- **EXERCISE PROMPT**:
Convert the material below into a JSON list of strings, with one string for each line and no strings for blank lines. Leave out the picture.

****

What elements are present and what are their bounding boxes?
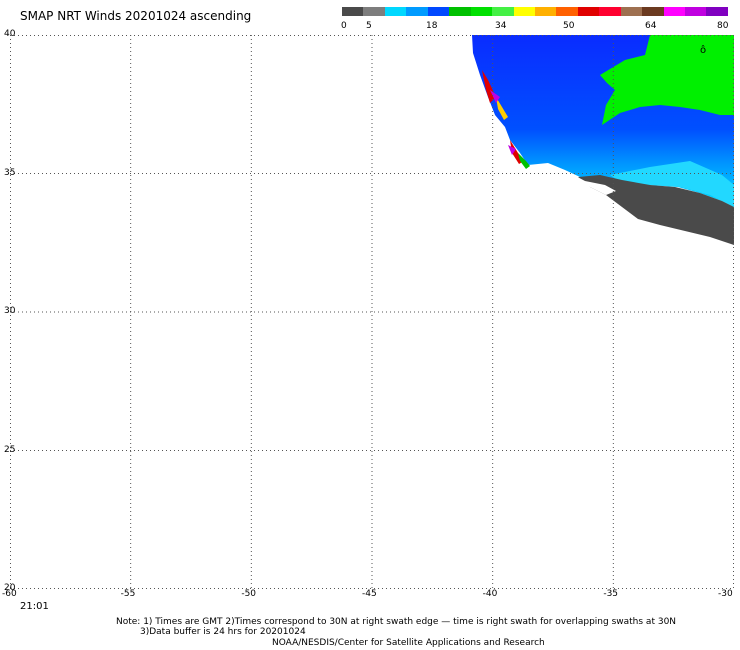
colorbar-label: 50 bbox=[563, 21, 575, 31]
colorbar-segment bbox=[556, 7, 578, 16]
longitude-label: -40 bbox=[482, 589, 498, 599]
longitude-label: -50 bbox=[241, 589, 257, 599]
longitude-label: -30 bbox=[718, 589, 733, 599]
colorbar-segment bbox=[406, 7, 428, 16]
colorbar-segment bbox=[620, 7, 643, 16]
colorbar-segment bbox=[706, 7, 728, 16]
colorbar-label: 0 bbox=[341, 21, 347, 31]
longitude-label: -35 bbox=[603, 589, 619, 599]
note-line-1: Note: 1) Times are GMT 2)Times correspon… bbox=[116, 617, 677, 627]
swath-rain-flag-region bbox=[578, 175, 734, 245]
colorbar-segment bbox=[342, 7, 364, 16]
longitude-label: -55 bbox=[120, 589, 136, 599]
colorbar-segment bbox=[685, 7, 707, 16]
wind-barb-mark: ô bbox=[700, 44, 706, 56]
swath-edge-magenta-2 bbox=[508, 145, 516, 155]
longitude-label: -60 bbox=[2, 589, 17, 599]
swath-gap bbox=[530, 165, 616, 195]
swath-edge-magenta bbox=[490, 90, 500, 103]
footer-credit: NOAA/NESDIS/Center for Satellite Applica… bbox=[272, 638, 545, 648]
colorbar-segment bbox=[599, 7, 621, 16]
colorbar-segment bbox=[363, 7, 385, 16]
satellite-swath bbox=[472, 35, 734, 245]
colorbar-label: 80 bbox=[717, 21, 729, 31]
colorbar-segment bbox=[642, 7, 664, 16]
map-title: SMAP NRT Winds 20201024 ascending bbox=[20, 9, 252, 23]
latitude-label: 20 bbox=[4, 583, 16, 593]
colorbar-segment bbox=[492, 7, 514, 16]
swath-moderate-wind-region bbox=[600, 35, 734, 125]
colorbar-segment bbox=[384, 7, 407, 16]
latitude-label: 40 bbox=[4, 29, 16, 39]
swath-edge-green bbox=[518, 153, 530, 169]
colorbar-label: 5 bbox=[366, 21, 372, 31]
colorbar-label: 18 bbox=[426, 21, 438, 31]
colorbar-segment bbox=[534, 7, 557, 16]
colorbar-segment bbox=[427, 7, 450, 16]
colorbar-segment bbox=[449, 7, 471, 16]
latitude-label: 25 bbox=[4, 444, 16, 455]
swath-light-wind-region bbox=[610, 161, 734, 207]
swath-time-label: 21:01 bbox=[20, 601, 49, 612]
latitude-label: 30 bbox=[4, 306, 16, 316]
latitude-label: 35 bbox=[4, 167, 16, 178]
note-line-2: 3)Data buffer is 24 hrs for 20201024 bbox=[140, 627, 306, 637]
swath-edge-yellow bbox=[496, 97, 508, 120]
colorbar-segment bbox=[470, 7, 493, 16]
longitude-label: -45 bbox=[362, 589, 377, 599]
colorbar-segment bbox=[577, 7, 600, 16]
lat-lon-grid bbox=[10, 35, 734, 589]
wind-speed-colorbar bbox=[342, 7, 728, 16]
colorbar-segment bbox=[513, 7, 535, 16]
wind-map: ô bbox=[10, 35, 734, 589]
colorbar-segment bbox=[663, 7, 685, 16]
colorbar-label: 34 bbox=[495, 21, 507, 31]
colorbar-label: 64 bbox=[645, 21, 657, 31]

****

- **SOLVED EXERCISE**:
[
  "What elements are present and what are their bounding boxes?",
  "colorbar-label: 50 bbox=[563, 21, 575, 31]",
  "colorbar-segment bbox=[556, 7, 578, 16]",
  "longitude-label: -40 bbox=[482, 589, 498, 599]",
  "longitude-label: -50 bbox=[241, 589, 257, 599]",
  "longitude-label: -30 bbox=[718, 589, 733, 599]",
  "colorbar-segment bbox=[406, 7, 428, 16]",
  "colorbar-segment bbox=[620, 7, 643, 16]",
  "colorbar-segment bbox=[706, 7, 728, 16]",
  "colorbar-label: 0 bbox=[341, 21, 347, 31]",
  "longitude-label: -35 bbox=[603, 589, 619, 599]",
  "note-line-1: Note: 1) Times are GMT 2)Times correspon… bbox=[116, 617, 677, 627]",
  "swath-rain-flag-region bbox=[578, 175, 734, 245]",
  "colorbar-segment bbox=[342, 7, 364, 16]",
  "longitude-label: -55 bbox=[120, 589, 136, 599]",
  "colorbar-segment bbox=[685, 7, 707, 16]",
  "wind-barb-mark: ô bbox=[700, 44, 706, 56]",
  "swath-edge-magenta-2 bbox=[508, 145, 516, 155]",
  "longitude-label: -60 bbox=[2, 589, 17, 599]",
  "swath-gap bbox=[530, 165, 616, 195]",
  "swath-edge-magenta bbox=[490, 90, 500, 103]",
  "footer-credit: NOAA/NESDIS/Center for Satellite Applica… bbox=[272, 638, 545, 648]",
  "colorbar-segment bbox=[599, 7, 621, 16]",
  "colorbar-segment bbox=[363, 7, 385, 16]",
  "satellite-swath bbox=[472, 35, 734, 245]",
  "colorbar-label: 80 bbox=[717, 21, 729, 31]",
  "colorbar-segment bbox=[642, 7, 664, 16]",
  "map-title: SMAP NRT Winds 20201024 ascending bbox=[20, 9, 252, 23]",
  "latitude-label: 20 bbox=[4, 583, 16, 593]",
  "colorbar-segment bbox=[492, 7, 514, 16]",
  "swath-moderate-wind-region bbox=[600, 35, 734, 125]",
  "colorbar-segment bbox=[384, 7, 407, 16]",
  "latitude-label: 40 bbox=[4, 29, 16, 39]",
  "swath-edge-green bbox=[518, 153, 530, 169]",
  "colorbar-label: 5 bbox=[366, 21, 372, 31]",
  "colorbar-label: 18 bbox=[426, 21, 438, 31]",
  "colorbar-segment bbox=[534, 7, 557, 16]",
  "colorbar-segment bbox=[427, 7, 450, 16]",
  "colorbar-segment bbox=[449, 7, 471, 16]",
  "latitude-label: 25 bbox=[4, 444, 16, 455]",
  "swath-light-wind-region bbox=[610, 161, 734, 207]",
  "swath-time-label: 21:01 bbox=[20, 601, 49, 612]",
  "latitude-label: 30 bbox=[4, 306, 16, 316]",
  "latitude-label: 35 bbox=[4, 167, 16, 178]",
  "note-line-2: 3)Data buffer is 24 hrs for 20201024 bbox=[140, 627, 306, 637]",
  "swath-edge-yellow bbox=[496, 97, 508, 120]",
  "colorbar-segment bbox=[470, 7, 493, 16]",
  "longitude-label: -45 bbox=[362, 589, 377, 599]",
  "colorbar-segment bbox=[577, 7, 600, 16]",
  "lat-lon-grid bbox=[10, 35, 734, 589]",
  "wind-speed-colorbar bbox=[342, 7, 728, 16]",
  "colorbar-segment bbox=[513, 7, 535, 16]",
  "wind-map: ô bbox=[10, 35, 734, 589]",
  "colorbar-segment bbox=[663, 7, 685, 16]",
  "colorbar-label: 34 bbox=[495, 21, 507, 31]",
  "colorbar-label: 64 bbox=[645, 21, 657, 31]"
]